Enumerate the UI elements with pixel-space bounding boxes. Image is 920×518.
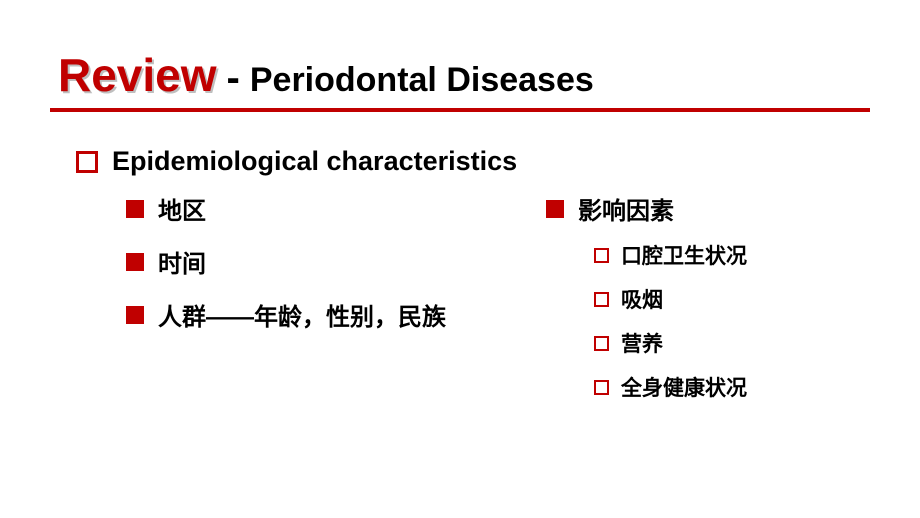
sub-list: 口腔卫生状况 吸烟 营养 全身健康状况 <box>594 240 846 402</box>
small-hollow-bullet-icon <box>594 336 609 351</box>
filled-square-bullet-icon <box>126 253 144 271</box>
small-hollow-bullet-icon <box>594 380 609 395</box>
section-heading: Epidemiological characteristics <box>112 146 517 177</box>
hollow-square-bullet-icon <box>76 151 98 173</box>
title-topic: Periodontal Diseases <box>250 61 594 100</box>
list-item: 人群——年龄，性别，民族 <box>126 297 486 332</box>
sub-item: 全身健康状况 <box>594 372 846 402</box>
title-row: Review Review - Periodontal Diseases <box>58 48 870 102</box>
title-review-main: Review <box>58 49 217 101</box>
item-text: 时间 <box>158 244 206 279</box>
list-item: 地区 <box>126 191 486 226</box>
list-item: 影响因素 <box>546 191 846 226</box>
title-underline <box>50 108 870 112</box>
filled-square-bullet-icon <box>546 200 564 218</box>
columns: 地区 时间 人群——年龄，性别，民族 影响因素 口腔卫生状况 <box>126 191 870 416</box>
sub-item: 吸烟 <box>594 284 846 314</box>
sub-item: 营养 <box>594 328 846 358</box>
small-hollow-bullet-icon <box>594 248 609 263</box>
right-column: 影响因素 口腔卫生状况 吸烟 营养 全身健康状况 <box>546 191 846 416</box>
sub-text: 吸烟 <box>621 284 663 314</box>
filled-square-bullet-icon <box>126 200 144 218</box>
small-hollow-bullet-icon <box>594 292 609 307</box>
right-heading: 影响因素 <box>578 191 674 226</box>
filled-square-bullet-icon <box>126 306 144 324</box>
list-item: 时间 <box>126 244 486 279</box>
left-column: 地区 时间 人群——年龄，性别，民族 <box>126 191 486 416</box>
section-heading-row: Epidemiological characteristics <box>76 146 870 177</box>
sub-text: 营养 <box>621 328 663 358</box>
sub-item: 口腔卫生状况 <box>594 240 846 270</box>
title-dash: - <box>227 56 240 101</box>
sub-text: 口腔卫生状况 <box>621 240 747 270</box>
slide: Review Review - Periodontal Diseases Epi… <box>0 0 920 518</box>
item-text: 地区 <box>158 191 206 226</box>
title-review: Review Review <box>58 48 217 102</box>
sub-text: 全身健康状况 <box>621 372 747 402</box>
item-text: 人群——年龄，性别，民族 <box>158 297 446 332</box>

### Do this
Please arrange the lines of the listing above as a numbered list, starting at the line containing "sub-list: 口腔卫生状况 吸烟" and ending at the line containing "filled-square-bullet-icon <box>546 200", both included. Leave out any blank lines.

### The result
1. sub-list: 口腔卫生状况 吸烟 营养 全身健康状况 <box>594 240 846 402</box>
2. small-hollow-bullet-icon <box>594 336 609 351</box>
3. filled-square-bullet-icon <box>126 253 144 271</box>
4. small-hollow-bullet-icon <box>594 380 609 395</box>
5. section-heading: Epidemiological characteristics <box>112 146 517 177</box>
6. hollow-square-bullet-icon <box>76 151 98 173</box>
7. title-topic: Periodontal Diseases <box>250 61 594 100</box>
8. list-item: 人群——年龄，性别，民族 <box>126 297 486 332</box>
9. sub-item: 全身健康状况 <box>594 372 846 402</box>
10. title-row: Review Review - Periodontal Diseases <box>58 48 870 102</box>
11. title-review-main: Review <box>58 49 217 101</box>
12. item-text: 时间 <box>158 244 206 279</box>
13. list-item: 地区 <box>126 191 486 226</box>
14. list-item: 影响因素 <box>546 191 846 226</box>
15. title-underline <box>50 108 870 112</box>
16. filled-square-bullet-icon <box>546 200 564 218</box>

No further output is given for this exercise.